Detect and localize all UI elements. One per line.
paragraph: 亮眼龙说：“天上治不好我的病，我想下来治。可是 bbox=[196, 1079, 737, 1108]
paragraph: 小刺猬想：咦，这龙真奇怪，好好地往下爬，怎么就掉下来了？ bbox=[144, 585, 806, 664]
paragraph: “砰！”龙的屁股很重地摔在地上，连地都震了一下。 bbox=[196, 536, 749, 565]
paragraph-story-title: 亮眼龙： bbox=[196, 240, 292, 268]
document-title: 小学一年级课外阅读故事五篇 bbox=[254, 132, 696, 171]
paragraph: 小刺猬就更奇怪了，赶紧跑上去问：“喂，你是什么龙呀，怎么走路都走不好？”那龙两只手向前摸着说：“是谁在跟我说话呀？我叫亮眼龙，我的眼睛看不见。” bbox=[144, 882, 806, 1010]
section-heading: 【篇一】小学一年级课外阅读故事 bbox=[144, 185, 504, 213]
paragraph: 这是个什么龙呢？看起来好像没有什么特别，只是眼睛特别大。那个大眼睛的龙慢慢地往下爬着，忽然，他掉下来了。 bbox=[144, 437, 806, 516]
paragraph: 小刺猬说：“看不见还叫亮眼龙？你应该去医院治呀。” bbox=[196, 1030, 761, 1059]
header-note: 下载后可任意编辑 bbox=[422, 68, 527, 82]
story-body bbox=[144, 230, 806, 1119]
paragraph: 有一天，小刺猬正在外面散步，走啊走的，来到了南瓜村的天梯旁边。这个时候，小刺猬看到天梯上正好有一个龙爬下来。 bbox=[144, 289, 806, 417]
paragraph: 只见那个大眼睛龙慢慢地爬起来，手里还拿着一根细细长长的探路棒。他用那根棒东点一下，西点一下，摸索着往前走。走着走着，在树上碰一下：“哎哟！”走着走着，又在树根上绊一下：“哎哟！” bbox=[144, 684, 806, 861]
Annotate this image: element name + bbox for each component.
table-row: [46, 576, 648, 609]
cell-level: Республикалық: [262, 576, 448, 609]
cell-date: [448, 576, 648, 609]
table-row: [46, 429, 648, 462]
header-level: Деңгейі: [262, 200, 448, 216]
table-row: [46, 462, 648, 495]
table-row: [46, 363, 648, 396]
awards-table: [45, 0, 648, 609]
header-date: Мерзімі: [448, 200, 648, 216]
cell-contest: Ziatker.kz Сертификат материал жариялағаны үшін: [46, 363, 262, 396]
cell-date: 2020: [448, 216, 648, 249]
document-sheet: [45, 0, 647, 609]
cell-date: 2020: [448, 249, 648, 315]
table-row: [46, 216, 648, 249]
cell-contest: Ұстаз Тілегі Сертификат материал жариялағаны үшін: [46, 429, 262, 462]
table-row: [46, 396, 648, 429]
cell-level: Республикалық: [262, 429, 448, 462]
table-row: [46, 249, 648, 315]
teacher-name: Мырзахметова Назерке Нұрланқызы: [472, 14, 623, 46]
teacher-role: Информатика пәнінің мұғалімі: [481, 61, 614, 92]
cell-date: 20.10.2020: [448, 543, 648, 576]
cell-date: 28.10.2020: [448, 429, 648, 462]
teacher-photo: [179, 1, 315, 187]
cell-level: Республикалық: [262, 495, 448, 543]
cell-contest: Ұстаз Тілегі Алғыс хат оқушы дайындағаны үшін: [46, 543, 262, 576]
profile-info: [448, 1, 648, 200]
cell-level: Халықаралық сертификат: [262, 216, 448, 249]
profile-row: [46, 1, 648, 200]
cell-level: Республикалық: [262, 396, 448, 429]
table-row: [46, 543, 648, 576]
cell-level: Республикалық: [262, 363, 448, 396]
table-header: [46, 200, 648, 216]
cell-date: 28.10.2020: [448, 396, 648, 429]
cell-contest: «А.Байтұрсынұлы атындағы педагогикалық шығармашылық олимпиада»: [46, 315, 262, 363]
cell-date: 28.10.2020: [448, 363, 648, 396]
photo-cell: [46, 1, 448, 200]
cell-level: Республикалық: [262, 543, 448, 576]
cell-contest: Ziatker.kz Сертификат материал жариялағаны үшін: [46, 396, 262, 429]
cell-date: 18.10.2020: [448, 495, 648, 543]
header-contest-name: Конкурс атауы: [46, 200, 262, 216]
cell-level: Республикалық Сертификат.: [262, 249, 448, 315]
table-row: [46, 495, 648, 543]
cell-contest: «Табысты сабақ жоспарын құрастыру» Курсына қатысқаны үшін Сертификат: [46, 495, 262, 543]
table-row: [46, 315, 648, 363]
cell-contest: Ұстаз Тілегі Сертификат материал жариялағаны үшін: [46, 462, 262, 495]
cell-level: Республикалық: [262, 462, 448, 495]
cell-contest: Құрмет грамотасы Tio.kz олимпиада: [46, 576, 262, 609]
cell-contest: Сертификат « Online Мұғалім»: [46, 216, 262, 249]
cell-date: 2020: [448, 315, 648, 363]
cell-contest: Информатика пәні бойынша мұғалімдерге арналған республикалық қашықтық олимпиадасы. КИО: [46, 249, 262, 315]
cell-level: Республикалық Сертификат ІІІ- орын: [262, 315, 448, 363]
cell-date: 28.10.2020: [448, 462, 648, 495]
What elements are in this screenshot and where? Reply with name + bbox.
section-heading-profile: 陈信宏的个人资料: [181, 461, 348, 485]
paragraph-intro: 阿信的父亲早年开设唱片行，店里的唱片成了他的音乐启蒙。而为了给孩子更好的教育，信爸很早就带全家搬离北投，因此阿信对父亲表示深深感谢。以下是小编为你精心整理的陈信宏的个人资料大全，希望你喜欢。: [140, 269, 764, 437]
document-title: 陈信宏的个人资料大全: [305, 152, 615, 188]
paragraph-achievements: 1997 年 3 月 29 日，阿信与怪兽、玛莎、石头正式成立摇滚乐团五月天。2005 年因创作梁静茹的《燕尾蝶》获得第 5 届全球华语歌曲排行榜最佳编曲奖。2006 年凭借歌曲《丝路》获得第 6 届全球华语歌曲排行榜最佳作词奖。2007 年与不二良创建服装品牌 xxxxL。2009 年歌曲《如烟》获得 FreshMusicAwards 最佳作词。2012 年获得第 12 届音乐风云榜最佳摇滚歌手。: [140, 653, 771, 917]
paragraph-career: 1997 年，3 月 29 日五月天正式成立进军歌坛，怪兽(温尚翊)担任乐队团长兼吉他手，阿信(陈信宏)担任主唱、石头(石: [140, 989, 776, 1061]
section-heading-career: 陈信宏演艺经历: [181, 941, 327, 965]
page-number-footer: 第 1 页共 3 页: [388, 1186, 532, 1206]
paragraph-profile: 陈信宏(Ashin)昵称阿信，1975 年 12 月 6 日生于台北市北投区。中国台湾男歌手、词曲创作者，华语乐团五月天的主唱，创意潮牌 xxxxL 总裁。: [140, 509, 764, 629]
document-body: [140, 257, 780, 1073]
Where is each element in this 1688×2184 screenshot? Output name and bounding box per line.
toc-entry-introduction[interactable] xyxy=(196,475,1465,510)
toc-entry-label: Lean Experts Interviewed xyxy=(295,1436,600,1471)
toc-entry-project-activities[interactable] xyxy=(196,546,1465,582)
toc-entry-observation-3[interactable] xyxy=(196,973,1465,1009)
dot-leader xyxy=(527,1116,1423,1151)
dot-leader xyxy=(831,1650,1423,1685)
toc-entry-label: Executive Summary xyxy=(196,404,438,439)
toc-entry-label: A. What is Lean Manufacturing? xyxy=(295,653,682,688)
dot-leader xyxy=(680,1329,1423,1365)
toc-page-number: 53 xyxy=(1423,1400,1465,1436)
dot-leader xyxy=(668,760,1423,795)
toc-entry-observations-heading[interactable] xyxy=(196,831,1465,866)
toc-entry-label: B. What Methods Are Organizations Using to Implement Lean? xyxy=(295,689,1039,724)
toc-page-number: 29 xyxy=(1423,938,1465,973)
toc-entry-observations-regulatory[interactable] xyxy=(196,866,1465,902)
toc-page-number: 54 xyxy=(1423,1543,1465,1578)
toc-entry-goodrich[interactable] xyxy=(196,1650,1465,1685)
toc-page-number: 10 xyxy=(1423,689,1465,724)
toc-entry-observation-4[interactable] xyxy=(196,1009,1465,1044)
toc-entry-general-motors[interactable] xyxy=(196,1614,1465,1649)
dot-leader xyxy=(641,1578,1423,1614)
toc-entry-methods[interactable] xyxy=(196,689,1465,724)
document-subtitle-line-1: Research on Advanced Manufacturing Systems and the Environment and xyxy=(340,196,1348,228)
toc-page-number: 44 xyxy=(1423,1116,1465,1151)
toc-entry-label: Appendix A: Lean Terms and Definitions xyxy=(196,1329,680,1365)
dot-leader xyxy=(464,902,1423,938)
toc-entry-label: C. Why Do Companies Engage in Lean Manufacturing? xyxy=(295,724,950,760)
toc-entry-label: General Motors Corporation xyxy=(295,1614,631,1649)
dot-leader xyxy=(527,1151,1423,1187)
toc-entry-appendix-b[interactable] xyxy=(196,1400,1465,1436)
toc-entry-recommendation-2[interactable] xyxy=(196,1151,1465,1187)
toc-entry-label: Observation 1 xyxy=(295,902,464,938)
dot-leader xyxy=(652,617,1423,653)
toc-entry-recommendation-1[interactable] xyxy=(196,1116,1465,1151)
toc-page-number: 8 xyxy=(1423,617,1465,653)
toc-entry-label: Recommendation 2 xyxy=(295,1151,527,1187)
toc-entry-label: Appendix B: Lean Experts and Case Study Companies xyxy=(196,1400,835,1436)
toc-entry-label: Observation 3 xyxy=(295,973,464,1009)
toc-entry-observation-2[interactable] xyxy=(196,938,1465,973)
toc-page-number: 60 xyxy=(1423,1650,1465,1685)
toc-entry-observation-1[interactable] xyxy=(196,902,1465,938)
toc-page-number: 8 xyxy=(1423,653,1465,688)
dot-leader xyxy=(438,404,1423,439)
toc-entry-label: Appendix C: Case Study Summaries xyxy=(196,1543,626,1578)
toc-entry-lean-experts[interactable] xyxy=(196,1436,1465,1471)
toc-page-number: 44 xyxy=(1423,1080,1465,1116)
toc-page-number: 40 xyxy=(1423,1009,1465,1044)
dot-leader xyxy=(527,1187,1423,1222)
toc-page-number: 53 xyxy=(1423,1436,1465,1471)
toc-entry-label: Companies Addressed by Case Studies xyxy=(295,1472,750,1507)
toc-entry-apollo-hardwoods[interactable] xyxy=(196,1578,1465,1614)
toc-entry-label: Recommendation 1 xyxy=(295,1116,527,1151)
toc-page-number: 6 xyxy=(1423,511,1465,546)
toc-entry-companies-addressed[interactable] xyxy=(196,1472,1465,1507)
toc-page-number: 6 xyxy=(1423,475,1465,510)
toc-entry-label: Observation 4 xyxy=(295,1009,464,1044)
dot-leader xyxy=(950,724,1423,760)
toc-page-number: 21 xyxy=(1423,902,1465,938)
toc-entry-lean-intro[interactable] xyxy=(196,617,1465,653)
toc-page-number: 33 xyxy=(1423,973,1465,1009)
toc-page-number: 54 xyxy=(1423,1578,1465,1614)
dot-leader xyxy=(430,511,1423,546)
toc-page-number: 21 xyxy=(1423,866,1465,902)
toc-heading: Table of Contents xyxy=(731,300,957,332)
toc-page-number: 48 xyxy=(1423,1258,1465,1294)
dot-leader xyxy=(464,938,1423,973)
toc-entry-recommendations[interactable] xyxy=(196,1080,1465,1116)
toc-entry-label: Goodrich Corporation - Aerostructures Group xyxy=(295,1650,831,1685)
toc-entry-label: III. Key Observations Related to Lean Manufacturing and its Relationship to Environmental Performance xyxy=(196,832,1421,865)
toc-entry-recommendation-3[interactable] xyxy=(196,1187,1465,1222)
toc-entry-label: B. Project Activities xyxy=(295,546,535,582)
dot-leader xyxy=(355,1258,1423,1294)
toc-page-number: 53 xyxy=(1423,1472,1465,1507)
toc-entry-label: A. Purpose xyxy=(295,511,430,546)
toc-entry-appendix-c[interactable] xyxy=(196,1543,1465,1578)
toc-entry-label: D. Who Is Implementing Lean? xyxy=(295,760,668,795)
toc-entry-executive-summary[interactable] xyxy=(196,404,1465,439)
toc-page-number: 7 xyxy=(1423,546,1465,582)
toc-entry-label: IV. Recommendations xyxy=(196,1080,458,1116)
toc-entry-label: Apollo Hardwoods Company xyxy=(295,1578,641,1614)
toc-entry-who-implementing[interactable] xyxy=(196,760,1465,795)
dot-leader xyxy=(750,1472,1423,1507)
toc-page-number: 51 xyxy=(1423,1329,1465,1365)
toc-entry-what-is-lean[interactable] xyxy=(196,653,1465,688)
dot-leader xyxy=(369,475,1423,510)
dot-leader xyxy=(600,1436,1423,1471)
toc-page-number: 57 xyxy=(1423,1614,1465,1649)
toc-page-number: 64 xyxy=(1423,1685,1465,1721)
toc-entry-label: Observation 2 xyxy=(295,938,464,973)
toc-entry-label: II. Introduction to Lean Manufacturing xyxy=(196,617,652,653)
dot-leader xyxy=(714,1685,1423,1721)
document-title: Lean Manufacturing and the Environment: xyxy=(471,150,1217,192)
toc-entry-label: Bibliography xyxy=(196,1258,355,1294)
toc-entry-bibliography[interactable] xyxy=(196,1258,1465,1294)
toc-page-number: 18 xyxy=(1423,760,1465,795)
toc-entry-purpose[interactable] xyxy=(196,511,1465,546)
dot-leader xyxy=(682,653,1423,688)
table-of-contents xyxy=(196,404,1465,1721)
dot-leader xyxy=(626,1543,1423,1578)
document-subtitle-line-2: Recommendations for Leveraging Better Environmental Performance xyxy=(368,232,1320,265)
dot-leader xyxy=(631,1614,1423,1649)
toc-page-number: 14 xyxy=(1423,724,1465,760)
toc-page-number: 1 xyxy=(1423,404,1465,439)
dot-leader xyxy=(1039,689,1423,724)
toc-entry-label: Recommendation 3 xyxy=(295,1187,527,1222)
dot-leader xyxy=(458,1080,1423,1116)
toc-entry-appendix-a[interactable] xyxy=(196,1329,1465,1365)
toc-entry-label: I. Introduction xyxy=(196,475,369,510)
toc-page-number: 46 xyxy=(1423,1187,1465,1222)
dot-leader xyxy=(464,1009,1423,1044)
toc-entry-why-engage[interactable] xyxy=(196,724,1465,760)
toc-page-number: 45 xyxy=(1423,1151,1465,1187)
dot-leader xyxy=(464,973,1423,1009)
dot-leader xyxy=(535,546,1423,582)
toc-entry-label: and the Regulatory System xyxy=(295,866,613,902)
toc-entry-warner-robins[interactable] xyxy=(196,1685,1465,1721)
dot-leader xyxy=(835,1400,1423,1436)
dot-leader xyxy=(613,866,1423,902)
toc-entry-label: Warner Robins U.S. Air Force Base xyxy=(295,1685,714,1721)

WORK INSTRUCTIONS -
Swap "table-row" for "data-row" in the records from the first line through the line with "429, 262, 462]", changing nothing else. Give only those lines.

THE REPLY -
Detect and localize all UI elements. One per line.
paragraph: 亮眼龙说：“天上治不好我的病，我想下来治。可是 bbox=[196, 1079, 737, 1108]
paragraph: 小刺猬想：咦，这龙真奇怪，好好地往下爬，怎么就掉下来了？ bbox=[144, 585, 806, 664]
paragraph: “砰！”龙的屁股很重地摔在地上，连地都震了一下。 bbox=[196, 536, 749, 565]
paragraph-story-title: 亮眼龙： bbox=[196, 240, 292, 268]
document-title: 小学一年级课外阅读故事五篇 bbox=[254, 132, 696, 171]
paragraph: 小刺猬就更奇怪了，赶紧跑上去问：“喂，你是什么龙呀，怎么走路都走不好？”那龙两只手向前摸着说：“是谁在跟我说话呀？我叫亮眼龙，我的眼睛看不见。” bbox=[144, 882, 806, 1010]
section-heading: 【篇一】小学一年级课外阅读故事 bbox=[144, 185, 504, 213]
paragraph: 这是个什么龙呢？看起来好像没有什么特别，只是眼睛特别大。那个大眼睛的龙慢慢地往下爬着，忽然，他掉下来了。 bbox=[144, 437, 806, 516]
paragraph: 小刺猬说：“看不见还叫亮眼龙？你应该去医院治呀。” bbox=[196, 1030, 761, 1059]
header-note: 下载后可任意编辑 bbox=[422, 68, 527, 82]
story-body bbox=[144, 230, 806, 1119]
paragraph: 有一天，小刺猬正在外面散步，走啊走的，来到了南瓜村的天梯旁边。这个时候，小刺猬看到天梯上正好有一个龙爬下来。 bbox=[144, 289, 806, 417]
paragraph: 只见那个大眼睛龙慢慢地爬起来，手里还拿着一根细细长长的探路棒。他用那根棒东点一下，西点一下，摸索着往前走。走着走着，在树上碰一下：“哎哟！”走着走着，又在树根上绊一下：“哎哟！” bbox=[144, 684, 806, 861]
Annotate this image: element name + bbox for each component.
data-row: [46, 576, 648, 609]
cell-level: Республикалық: [262, 576, 448, 609]
cell-date: [448, 576, 648, 609]
data-row: [46, 429, 648, 462]
header-level: Деңгейі: [262, 200, 448, 216]
data-row: [46, 462, 648, 495]
data-row: [46, 363, 648, 396]
awards-table: [45, 0, 648, 609]
header-date: Мерзімі: [448, 200, 648, 216]
cell-contest: Ziatker.kz Сертификат материал жариялағаны үшін: [46, 363, 262, 396]
cell-date: 2020: [448, 216, 648, 249]
document-sheet: [45, 0, 647, 609]
cell-date: 2020: [448, 249, 648, 315]
data-row: [46, 216, 648, 249]
cell-contest: Ұстаз Тілегі Сертификат материал жариялағаны үшін: [46, 429, 262, 462]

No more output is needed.